> _What you should do_: Quote the lines from the line holding "Extract the structured" to the very end of the listing, exactly, and no others.

> _Dataset listings of figures_:
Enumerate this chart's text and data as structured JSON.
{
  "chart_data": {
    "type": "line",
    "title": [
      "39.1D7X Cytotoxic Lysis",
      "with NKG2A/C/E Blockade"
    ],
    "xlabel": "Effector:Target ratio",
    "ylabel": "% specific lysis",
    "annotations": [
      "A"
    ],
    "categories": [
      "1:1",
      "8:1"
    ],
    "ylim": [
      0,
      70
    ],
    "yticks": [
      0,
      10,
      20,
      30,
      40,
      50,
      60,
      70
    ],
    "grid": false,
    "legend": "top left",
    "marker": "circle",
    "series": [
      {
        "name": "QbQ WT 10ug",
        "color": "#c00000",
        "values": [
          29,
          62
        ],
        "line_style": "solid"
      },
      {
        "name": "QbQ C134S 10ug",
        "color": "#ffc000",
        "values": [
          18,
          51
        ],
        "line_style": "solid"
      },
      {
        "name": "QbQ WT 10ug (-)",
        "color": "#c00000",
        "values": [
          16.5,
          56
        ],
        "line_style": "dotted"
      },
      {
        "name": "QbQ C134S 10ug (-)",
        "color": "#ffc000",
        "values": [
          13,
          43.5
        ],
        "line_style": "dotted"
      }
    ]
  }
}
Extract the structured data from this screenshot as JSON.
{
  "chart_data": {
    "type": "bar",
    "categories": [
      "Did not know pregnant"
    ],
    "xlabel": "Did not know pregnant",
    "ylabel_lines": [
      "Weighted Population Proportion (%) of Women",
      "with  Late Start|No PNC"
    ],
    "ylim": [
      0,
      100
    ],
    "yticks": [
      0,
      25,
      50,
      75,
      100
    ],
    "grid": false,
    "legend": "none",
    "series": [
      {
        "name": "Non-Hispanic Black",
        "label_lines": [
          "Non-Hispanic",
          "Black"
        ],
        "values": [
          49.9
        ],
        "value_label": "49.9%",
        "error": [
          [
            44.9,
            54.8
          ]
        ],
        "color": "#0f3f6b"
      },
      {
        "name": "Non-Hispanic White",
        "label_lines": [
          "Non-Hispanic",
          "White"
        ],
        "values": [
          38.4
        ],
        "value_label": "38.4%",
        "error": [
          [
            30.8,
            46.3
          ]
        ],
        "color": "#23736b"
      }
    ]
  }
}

> _Correct answer_:
Extract the structured data from this screenshot as JSON.
{
  "chart_data": {
    "type": "bar",
    "categories": [
      "Did not know pregnant"
    ],
    "xlabel": "Did not know pregnant",
    "ylabel_lines": [
      "Weighted Population Proportion (%) of Women",
      "with  Late Start|No PNC"
    ],
    "ylim": [
      0,
      100
    ],
    "yticks": [
      0,
      25,
      50,
      75,
      100
    ],
    "grid": false,
    "legend": "none",
    "series": [
      {
        "name": "Non-Hispanic Black",
        "label_lines": [
          "Non-Hispanic",
          "Black"
        ],
        "values": [
          49.9
        ],
        "value_label": "49.9%",
        "error": [
          [
            44.9,
            54.8
          ]
        ],
        "color": "#0f3f6b"
      },
      {
        "name": "Non-Hispanic White",
        "label_lines": [
          "Non-Hispanic",
          "White"
        ],
        "values": [
          38.4
        ],
        "value_label": "38.4%",
        "error": [
          [
            30.8,
            46.3
          ]
        ],
        "color": "#23736b"
      }
    ]
  }
}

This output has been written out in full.